» **What you are asked to do**
Which lines below hold the word "Verifică"? Report each one.

═════ Task input

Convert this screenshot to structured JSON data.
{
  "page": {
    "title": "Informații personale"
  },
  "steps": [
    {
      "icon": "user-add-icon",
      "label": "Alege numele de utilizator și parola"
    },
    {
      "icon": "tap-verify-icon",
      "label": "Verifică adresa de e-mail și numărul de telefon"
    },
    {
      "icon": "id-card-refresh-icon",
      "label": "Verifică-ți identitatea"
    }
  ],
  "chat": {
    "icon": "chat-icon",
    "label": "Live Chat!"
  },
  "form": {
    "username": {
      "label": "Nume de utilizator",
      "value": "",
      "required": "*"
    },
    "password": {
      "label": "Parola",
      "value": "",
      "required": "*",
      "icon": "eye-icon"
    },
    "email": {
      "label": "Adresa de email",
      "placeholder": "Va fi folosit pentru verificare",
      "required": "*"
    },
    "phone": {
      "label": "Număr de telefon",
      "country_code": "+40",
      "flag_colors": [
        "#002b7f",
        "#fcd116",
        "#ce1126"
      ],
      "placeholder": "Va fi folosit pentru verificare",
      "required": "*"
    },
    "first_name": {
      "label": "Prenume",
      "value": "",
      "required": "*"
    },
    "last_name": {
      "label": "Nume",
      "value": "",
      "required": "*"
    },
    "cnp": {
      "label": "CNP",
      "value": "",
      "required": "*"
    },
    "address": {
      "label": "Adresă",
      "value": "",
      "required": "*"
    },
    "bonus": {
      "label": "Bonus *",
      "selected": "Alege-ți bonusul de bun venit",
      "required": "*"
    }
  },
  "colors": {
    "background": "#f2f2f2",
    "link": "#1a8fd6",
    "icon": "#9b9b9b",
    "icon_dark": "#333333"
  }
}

══════════

» **Written answer**
      "label": "Verifică adresa de e-mail și numărul de telefon"
      "label": "Verifică-ți identitatea"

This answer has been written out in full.